(Collection entries)
Start

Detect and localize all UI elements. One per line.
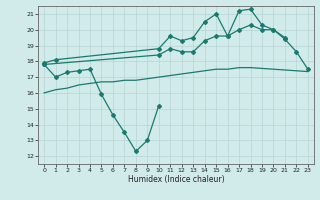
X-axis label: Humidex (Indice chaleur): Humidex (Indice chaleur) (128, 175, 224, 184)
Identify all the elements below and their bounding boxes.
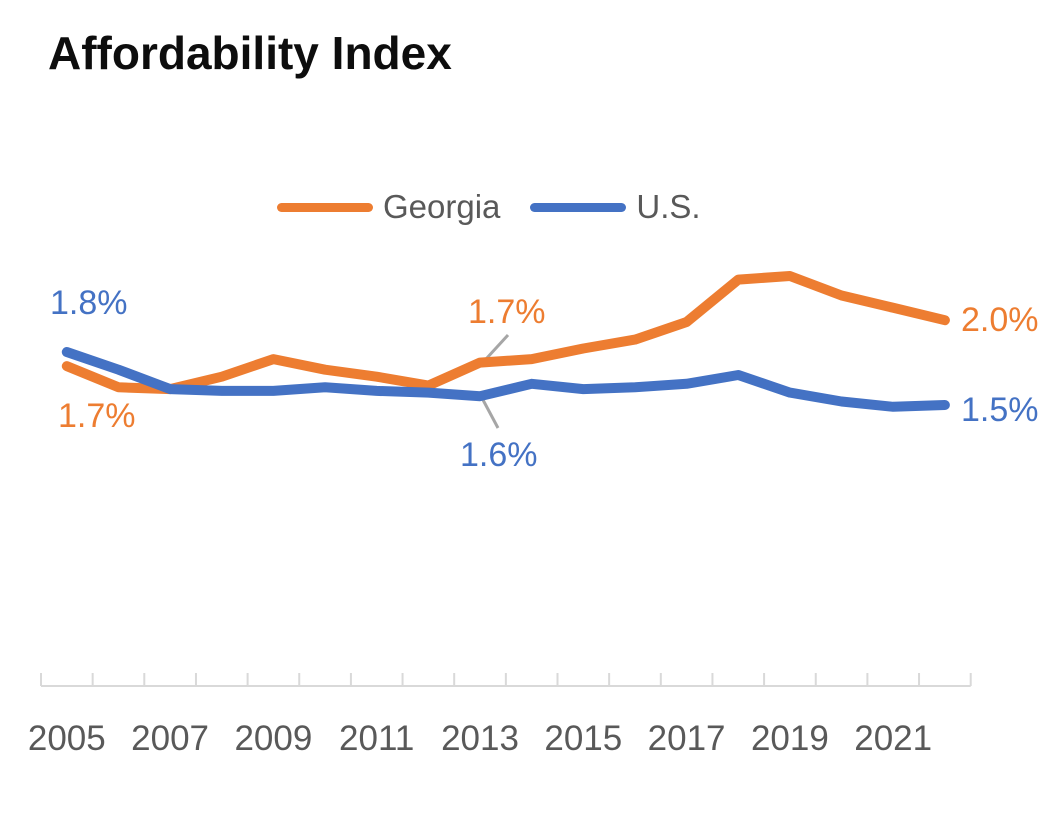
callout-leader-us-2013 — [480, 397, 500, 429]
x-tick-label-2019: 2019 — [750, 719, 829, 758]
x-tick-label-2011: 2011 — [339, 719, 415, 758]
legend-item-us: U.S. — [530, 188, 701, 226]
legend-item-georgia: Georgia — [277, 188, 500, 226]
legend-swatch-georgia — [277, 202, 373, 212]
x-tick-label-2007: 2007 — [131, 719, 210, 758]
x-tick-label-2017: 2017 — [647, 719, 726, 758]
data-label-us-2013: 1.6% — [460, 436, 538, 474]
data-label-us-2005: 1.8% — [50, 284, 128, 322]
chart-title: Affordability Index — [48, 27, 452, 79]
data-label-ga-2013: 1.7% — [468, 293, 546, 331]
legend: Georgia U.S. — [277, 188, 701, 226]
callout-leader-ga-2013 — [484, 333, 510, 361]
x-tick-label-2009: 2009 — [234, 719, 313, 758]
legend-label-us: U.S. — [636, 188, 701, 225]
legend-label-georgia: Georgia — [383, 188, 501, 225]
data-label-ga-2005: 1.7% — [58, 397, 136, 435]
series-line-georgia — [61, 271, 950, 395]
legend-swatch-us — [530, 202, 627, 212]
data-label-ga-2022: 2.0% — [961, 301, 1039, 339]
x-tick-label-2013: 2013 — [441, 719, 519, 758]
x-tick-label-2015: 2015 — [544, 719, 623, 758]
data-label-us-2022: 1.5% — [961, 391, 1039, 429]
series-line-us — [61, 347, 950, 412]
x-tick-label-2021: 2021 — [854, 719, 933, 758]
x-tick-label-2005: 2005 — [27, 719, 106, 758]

End

(Objective): Reproduce the whole listing above word for word, omitting the pictures.

(Solution):
Detect and localize all UI elements. One per line.
X-axis label: Humidex (Indice chaleur): Humidex (Indice chaleur) (128, 175, 224, 184)
Identify all the elements below and their bounding boxes.
callout-leader-us-2013 — [480, 397, 500, 429]
x-tick-label-2019: 2019 — [750, 719, 829, 758]
x-tick-label-2011: 2011 — [339, 719, 415, 758]
legend-item-us: U.S. — [530, 188, 701, 226]
legend-item-georgia: Georgia — [277, 188, 500, 226]
legend-swatch-georgia — [277, 202, 373, 212]
x-tick-label-2007: 2007 — [131, 719, 210, 758]
x-tick-label-2017: 2017 — [647, 719, 726, 758]
data-label-us-2013: 1.6% — [460, 436, 538, 474]
data-label-us-2005: 1.8% — [50, 284, 128, 322]
chart-title: Affordability Index — [48, 27, 452, 79]
data-label-ga-2013: 1.7% — [468, 293, 546, 331]
legend: Georgia U.S. — [277, 188, 701, 226]
callout-leader-ga-2013 — [484, 333, 510, 361]
x-tick-label-2009: 2009 — [234, 719, 313, 758]
legend-label-us: U.S. — [636, 188, 701, 225]
legend-label-georgia: Georgia — [383, 188, 501, 225]
data-label-ga-2005: 1.7% — [58, 397, 136, 435]
series-line-georgia — [61, 271, 950, 395]
legend-swatch-us — [530, 202, 627, 212]
data-label-ga-2022: 2.0% — [961, 301, 1039, 339]
x-tick-label-2013: 2013 — [441, 719, 519, 758]
x-tick-label-2015: 2015 — [544, 719, 623, 758]
data-label-us-2022: 1.5% — [961, 391, 1039, 429]
series-line-us — [61, 347, 950, 412]
x-tick-label-2021: 2021 — [854, 719, 933, 758]
x-tick-label-2005: 2005 — [27, 719, 106, 758]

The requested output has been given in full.